» Your instructions
Images embedded in the records are excluded; print everything else exactly as given.

Saved entries
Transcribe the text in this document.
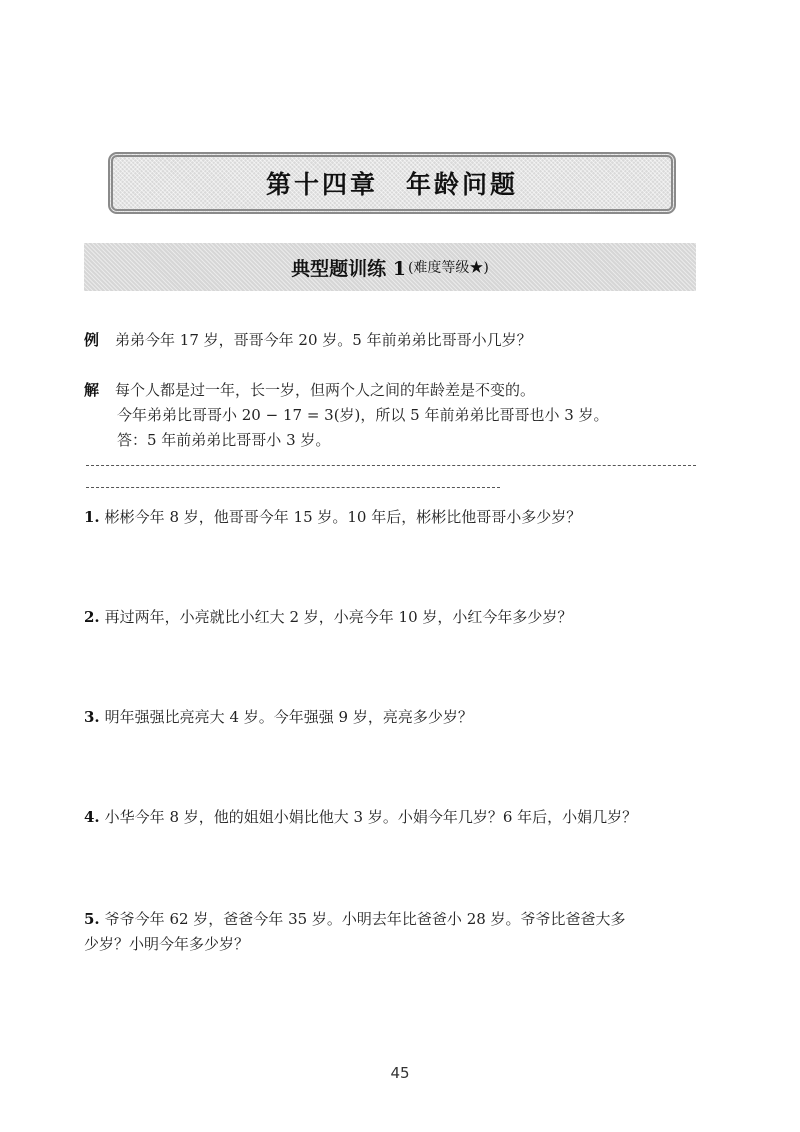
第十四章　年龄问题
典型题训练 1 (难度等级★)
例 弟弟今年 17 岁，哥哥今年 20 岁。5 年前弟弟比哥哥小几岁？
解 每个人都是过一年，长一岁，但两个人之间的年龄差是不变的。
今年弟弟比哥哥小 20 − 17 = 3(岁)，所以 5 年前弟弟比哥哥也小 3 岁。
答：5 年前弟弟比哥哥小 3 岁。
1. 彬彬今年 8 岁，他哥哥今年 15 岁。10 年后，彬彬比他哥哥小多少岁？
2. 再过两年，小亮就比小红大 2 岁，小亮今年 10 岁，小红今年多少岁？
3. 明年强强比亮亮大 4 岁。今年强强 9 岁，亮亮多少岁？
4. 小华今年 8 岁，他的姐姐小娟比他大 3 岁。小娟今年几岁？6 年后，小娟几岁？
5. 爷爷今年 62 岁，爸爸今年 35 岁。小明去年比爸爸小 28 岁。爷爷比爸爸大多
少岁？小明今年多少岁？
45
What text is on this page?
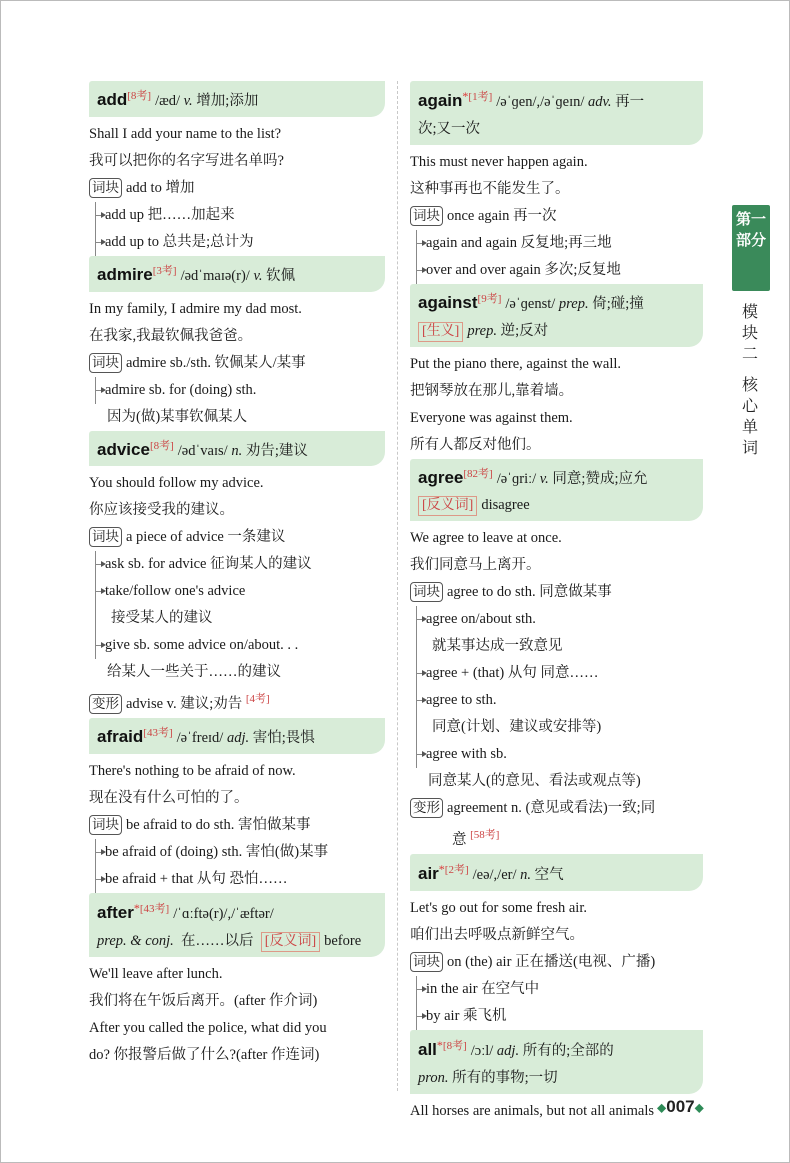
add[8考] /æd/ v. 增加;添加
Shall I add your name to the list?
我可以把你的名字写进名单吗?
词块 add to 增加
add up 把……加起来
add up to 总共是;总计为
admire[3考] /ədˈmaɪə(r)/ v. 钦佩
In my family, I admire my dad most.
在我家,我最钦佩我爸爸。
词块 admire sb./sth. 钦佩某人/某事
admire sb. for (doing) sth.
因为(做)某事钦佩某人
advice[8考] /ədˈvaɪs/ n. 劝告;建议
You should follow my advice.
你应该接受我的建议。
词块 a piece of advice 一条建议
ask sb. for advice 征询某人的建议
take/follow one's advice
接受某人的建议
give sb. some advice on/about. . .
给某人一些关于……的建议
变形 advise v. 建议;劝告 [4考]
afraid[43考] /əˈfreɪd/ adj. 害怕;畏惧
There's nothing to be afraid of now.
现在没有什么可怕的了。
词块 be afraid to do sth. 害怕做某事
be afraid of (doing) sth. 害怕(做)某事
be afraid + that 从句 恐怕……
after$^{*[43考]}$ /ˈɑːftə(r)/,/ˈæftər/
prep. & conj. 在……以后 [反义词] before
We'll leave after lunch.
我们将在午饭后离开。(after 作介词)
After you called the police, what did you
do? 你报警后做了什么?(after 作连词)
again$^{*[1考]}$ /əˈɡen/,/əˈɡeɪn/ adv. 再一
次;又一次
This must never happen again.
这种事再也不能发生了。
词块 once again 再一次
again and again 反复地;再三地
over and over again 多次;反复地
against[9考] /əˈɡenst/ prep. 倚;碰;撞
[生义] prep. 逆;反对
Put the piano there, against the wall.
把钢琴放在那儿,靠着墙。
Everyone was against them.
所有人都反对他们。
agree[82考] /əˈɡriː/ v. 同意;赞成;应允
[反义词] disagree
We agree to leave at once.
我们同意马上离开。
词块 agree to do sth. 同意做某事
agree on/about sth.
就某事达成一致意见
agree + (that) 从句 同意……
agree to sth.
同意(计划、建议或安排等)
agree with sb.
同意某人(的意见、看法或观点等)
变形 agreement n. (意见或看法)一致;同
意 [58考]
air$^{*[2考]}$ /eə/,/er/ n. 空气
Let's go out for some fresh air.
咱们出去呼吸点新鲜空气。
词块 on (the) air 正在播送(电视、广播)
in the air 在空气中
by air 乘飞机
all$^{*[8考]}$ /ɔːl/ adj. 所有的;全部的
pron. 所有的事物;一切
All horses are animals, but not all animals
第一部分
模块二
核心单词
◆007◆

» Problem solution
Transcribe the text in this document.
第十四章　年龄问题
典型题训练 1 (难度等级★)
例 弟弟今年 17 岁，哥哥今年 20 岁。5 年前弟弟比哥哥小几岁？
解 每个人都是过一年，长一岁，但两个人之间的年龄差是不变的。
今年弟弟比哥哥小 20 − 17 = 3(岁)，所以 5 年前弟弟比哥哥也小 3 岁。
答：5 年前弟弟比哥哥小 3 岁。
1. 彬彬今年 8 岁，他哥哥今年 15 岁。10 年后，彬彬比他哥哥小多少岁？
2. 再过两年，小亮就比小红大 2 岁，小亮今年 10 岁，小红今年多少岁？
3. 明年强强比亮亮大 4 岁。今年强强 9 岁，亮亮多少岁？
4. 小华今年 8 岁，他的姐姐小娟比他大 3 岁。小娟今年几岁？6 年后，小娟几岁？
5. 爷爷今年 62 岁，爸爸今年 35 岁。小明去年比爸爸小 28 岁。爷爷比爸爸大多
少岁？小明今年多少岁？
45
What text is on this page?
add[8考] /æd/ v. 增加;添加
Shall I add your name to the list?
我可以把你的名字写进名单吗?
词块 add to 增加
add up 把……加起来
add up to 总共是;总计为
admire[3考] /ədˈmaɪə(r)/ v. 钦佩
In my family, I admire my dad most.
在我家,我最钦佩我爸爸。
词块 admire sb./sth. 钦佩某人/某事
admire sb. for (doing) sth.
因为(做)某事钦佩某人
advice[8考] /ədˈvaɪs/ n. 劝告;建议
You should follow my advice.
你应该接受我的建议。
词块 a piece of advice 一条建议
ask sb. for advice 征询某人的建议
take/follow one's advice
接受某人的建议
give sb. some advice on/about. . .
给某人一些关于……的建议
变形 advise v. 建议;劝告 [4考]
afraid[43考] /əˈfreɪd/ adj. 害怕;畏惧
There's nothing to be afraid of now.
现在没有什么可怕的了。
词块 be afraid to do sth. 害怕做某事
be afraid of (doing) sth. 害怕(做)某事
be afraid + that 从句 恐怕……
after$^{*[43考]}$ /ˈɑːftə(r)/,/ˈæftər/
prep. & conj. 在……以后 [反义词] before
We'll leave after lunch.
我们将在午饭后离开。(after 作介词)
After you called the police, what did you
do? 你报警后做了什么?(after 作连词)
again$^{*[1考]}$ /əˈɡen/,/əˈɡeɪn/ adv. 再一
次;又一次
This must never happen again.
这种事再也不能发生了。
词块 once again 再一次
again and again 反复地;再三地
over and over again 多次;反复地
against[9考] /əˈɡenst/ prep. 倚;碰;撞
[生义] prep. 逆;反对
Put the piano there, against the wall.
把钢琴放在那儿,靠着墙。
Everyone was against them.
所有人都反对他们。
agree[82考] /əˈɡriː/ v. 同意;赞成;应允
[反义词] disagree
We agree to leave at once.
我们同意马上离开。
词块 agree to do sth. 同意做某事
agree on/about sth.
就某事达成一致意见
agree + (that) 从句 同意……
agree to sth.
同意(计划、建议或安排等)
agree with sb.
同意某人(的意见、看法或观点等)
变形 agreement n. (意见或看法)一致;同
意 [58考]
air$^{*[2考]}$ /eə/,/er/ n. 空气
Let's go out for some fresh air.
咱们出去呼吸点新鲜空气。
词块 on (the) air 正在播送(电视、广播)
in the air 在空气中
by air 乘飞机
all$^{*[8考]}$ /ɔːl/ adj. 所有的;全部的
pron. 所有的事物;一切
All horses are animals, but not all animals
第一部分
模块二
核心单词
◆007◆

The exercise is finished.